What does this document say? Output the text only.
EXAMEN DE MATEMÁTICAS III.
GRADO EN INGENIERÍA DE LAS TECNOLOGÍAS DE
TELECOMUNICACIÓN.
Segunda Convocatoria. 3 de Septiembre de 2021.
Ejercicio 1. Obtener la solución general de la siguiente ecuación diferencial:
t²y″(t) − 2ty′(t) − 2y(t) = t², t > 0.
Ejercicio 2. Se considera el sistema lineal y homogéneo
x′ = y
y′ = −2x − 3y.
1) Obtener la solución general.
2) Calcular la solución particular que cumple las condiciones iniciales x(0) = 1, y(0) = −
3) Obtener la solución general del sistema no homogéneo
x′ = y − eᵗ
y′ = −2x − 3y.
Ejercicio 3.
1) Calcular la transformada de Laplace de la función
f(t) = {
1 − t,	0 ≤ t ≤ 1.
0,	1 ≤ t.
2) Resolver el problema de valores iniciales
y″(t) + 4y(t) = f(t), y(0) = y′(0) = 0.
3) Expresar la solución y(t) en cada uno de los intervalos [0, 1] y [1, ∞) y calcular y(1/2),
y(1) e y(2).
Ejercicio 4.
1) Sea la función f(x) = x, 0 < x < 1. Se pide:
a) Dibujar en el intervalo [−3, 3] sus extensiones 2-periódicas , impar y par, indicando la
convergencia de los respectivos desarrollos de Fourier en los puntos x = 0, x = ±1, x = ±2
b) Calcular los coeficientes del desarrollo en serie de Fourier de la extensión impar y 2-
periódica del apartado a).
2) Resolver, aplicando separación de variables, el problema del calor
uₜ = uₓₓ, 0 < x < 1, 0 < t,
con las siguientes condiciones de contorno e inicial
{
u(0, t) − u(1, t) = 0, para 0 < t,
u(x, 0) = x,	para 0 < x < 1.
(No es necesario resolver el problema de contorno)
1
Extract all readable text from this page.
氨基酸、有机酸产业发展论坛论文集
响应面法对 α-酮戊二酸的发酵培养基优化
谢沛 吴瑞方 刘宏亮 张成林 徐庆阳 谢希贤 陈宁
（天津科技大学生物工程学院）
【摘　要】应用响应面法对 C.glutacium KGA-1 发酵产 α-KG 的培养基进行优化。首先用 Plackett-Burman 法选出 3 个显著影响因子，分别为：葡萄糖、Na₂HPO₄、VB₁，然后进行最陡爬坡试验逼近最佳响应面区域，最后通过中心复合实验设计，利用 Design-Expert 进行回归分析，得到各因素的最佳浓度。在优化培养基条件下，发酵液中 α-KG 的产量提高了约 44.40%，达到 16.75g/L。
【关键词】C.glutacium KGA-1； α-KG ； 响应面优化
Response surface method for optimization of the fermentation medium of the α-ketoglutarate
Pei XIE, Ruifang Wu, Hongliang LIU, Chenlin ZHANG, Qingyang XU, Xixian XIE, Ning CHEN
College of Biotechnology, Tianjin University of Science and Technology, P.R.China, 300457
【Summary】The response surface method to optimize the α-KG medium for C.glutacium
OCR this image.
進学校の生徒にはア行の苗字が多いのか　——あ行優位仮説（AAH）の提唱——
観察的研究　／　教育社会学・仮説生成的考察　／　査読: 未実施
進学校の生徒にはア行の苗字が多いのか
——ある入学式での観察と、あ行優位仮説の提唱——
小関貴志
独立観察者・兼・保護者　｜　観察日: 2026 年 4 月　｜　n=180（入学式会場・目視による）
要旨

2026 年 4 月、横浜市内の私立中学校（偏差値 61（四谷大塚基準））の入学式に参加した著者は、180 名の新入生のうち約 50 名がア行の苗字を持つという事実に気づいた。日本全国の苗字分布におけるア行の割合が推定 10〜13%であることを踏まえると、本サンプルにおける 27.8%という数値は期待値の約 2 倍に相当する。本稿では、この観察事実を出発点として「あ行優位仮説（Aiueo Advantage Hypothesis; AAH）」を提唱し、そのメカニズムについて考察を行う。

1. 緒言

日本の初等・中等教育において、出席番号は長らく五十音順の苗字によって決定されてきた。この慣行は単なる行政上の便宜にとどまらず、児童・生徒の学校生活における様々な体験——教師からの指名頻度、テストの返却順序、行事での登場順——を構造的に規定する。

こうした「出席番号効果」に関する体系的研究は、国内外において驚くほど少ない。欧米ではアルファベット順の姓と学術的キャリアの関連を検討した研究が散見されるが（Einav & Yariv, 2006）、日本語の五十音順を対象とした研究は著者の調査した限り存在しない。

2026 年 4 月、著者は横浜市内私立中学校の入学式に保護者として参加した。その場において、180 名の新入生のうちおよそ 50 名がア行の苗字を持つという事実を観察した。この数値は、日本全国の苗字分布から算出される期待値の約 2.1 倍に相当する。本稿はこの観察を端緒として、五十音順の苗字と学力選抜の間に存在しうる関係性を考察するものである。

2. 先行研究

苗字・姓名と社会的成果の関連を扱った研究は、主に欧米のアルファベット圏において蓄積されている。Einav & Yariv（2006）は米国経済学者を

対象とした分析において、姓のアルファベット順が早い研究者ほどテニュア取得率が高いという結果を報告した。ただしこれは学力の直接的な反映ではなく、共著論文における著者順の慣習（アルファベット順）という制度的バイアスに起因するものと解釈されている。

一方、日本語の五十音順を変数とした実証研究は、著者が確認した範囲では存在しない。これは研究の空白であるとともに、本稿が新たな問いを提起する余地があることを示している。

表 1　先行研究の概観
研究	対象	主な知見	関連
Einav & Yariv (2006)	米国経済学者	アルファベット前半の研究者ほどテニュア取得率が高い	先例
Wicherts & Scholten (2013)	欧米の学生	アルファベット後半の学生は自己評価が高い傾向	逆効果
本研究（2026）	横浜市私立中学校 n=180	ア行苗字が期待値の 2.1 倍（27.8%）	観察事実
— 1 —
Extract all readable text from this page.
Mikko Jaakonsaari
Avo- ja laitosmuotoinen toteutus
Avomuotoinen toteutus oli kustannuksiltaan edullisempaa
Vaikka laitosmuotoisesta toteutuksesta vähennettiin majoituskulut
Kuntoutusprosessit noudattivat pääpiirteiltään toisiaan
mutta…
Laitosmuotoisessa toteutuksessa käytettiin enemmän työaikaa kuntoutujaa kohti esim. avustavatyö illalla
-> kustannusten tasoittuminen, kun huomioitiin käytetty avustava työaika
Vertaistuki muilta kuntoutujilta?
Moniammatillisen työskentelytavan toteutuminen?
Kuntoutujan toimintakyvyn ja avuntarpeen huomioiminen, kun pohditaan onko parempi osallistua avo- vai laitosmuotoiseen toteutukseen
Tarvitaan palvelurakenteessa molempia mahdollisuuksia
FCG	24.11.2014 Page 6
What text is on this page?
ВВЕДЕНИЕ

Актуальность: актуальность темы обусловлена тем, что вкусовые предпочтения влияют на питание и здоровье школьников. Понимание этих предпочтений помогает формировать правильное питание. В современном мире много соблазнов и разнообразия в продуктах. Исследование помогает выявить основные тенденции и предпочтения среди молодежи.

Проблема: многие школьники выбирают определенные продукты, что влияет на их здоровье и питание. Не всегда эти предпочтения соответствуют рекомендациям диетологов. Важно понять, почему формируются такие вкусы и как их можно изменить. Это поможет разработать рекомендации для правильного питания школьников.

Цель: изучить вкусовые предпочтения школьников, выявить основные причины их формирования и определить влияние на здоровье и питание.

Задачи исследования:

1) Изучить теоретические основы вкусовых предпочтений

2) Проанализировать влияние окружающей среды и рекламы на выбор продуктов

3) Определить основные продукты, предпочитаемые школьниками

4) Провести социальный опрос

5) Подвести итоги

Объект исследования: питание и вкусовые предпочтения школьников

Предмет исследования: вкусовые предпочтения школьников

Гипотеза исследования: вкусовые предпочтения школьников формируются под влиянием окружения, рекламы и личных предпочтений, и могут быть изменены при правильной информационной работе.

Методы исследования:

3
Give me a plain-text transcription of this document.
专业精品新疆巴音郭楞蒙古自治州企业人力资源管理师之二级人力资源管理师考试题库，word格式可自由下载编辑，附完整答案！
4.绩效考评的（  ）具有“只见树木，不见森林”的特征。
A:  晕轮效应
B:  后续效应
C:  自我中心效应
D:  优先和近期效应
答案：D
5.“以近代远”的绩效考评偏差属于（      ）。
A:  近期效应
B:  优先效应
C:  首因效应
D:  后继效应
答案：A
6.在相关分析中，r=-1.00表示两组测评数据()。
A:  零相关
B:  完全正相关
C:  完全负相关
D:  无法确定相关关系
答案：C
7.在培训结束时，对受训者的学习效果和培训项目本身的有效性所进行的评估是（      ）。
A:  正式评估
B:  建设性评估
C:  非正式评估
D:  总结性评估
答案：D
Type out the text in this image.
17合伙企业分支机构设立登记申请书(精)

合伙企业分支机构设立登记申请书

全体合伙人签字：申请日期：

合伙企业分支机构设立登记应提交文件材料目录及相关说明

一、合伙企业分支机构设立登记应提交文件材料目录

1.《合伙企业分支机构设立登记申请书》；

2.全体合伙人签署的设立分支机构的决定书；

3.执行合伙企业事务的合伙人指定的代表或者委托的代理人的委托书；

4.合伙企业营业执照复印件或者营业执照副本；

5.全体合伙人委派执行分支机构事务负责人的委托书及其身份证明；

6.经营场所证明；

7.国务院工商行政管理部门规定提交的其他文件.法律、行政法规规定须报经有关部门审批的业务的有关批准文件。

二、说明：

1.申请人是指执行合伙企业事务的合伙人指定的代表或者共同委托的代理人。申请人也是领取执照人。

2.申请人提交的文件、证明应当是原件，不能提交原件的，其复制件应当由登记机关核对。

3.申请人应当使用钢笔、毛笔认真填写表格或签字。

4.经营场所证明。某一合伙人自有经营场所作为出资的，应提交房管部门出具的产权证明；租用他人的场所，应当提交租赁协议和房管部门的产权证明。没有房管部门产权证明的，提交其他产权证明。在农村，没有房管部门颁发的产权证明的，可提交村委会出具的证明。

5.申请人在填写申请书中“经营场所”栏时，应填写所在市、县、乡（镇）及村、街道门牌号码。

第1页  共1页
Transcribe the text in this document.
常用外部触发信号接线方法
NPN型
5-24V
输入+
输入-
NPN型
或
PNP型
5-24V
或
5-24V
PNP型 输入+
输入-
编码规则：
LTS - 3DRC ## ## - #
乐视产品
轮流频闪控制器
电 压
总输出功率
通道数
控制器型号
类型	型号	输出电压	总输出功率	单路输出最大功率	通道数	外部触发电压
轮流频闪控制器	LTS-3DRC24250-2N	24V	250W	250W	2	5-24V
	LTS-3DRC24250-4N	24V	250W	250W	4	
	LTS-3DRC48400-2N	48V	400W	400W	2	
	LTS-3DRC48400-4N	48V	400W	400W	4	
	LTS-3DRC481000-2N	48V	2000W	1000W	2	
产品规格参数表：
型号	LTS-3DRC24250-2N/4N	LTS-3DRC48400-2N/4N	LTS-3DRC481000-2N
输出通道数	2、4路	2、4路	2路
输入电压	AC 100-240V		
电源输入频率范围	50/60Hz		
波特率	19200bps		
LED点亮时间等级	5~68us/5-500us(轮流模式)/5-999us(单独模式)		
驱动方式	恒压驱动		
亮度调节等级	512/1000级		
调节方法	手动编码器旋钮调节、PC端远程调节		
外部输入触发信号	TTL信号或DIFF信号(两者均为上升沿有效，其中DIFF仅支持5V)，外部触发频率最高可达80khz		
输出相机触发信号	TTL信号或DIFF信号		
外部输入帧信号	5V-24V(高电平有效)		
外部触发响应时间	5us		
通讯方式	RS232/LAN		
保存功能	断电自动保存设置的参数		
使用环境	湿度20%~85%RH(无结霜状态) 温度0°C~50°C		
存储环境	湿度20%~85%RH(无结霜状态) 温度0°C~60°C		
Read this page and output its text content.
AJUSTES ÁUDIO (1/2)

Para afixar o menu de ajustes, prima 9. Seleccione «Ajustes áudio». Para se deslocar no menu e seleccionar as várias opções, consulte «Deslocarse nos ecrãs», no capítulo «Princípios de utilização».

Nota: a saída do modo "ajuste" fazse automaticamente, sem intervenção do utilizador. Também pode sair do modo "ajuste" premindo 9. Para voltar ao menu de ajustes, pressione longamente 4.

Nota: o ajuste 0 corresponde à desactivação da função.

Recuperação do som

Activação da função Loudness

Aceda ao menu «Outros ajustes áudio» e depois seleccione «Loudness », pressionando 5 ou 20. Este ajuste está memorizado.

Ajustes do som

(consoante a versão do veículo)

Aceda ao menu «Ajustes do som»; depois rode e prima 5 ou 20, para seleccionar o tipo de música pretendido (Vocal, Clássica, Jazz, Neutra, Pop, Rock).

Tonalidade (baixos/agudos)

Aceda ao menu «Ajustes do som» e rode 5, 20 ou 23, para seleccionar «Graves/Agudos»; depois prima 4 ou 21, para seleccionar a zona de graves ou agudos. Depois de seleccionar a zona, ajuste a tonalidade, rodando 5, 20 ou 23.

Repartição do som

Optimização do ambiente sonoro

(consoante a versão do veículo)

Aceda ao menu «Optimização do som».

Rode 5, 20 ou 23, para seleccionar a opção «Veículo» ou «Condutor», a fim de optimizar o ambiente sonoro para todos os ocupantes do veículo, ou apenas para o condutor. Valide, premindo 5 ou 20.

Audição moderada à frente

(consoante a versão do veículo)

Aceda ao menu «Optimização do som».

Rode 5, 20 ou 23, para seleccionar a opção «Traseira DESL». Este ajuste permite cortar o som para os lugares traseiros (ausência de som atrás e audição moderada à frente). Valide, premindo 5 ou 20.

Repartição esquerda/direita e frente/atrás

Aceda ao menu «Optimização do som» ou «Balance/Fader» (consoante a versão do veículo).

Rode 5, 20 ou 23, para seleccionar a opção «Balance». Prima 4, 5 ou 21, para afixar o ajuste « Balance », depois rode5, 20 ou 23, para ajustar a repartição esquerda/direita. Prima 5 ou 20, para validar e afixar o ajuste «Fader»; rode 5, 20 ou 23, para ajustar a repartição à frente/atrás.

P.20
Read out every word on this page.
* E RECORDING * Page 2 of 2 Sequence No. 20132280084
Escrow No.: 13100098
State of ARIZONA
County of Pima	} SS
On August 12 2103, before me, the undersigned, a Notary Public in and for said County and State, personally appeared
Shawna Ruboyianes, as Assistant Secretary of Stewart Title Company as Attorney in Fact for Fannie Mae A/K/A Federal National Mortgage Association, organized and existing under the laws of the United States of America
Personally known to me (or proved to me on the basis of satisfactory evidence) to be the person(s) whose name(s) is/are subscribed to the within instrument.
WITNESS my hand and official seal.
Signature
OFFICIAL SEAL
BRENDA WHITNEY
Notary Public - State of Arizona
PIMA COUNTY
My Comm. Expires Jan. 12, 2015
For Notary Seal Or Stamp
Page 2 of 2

▶ **Problem**: Collect each line of the entries that has the word "impar", copying it in full.

▶ **Solution**:
a) Dibujar en el intervalo [−3, 3] sus extensiones 2-periódicas , impar y par, indicando la
b) Calcular los coeficientes del desarrollo en serie de Fourier de la extensión impar y 2-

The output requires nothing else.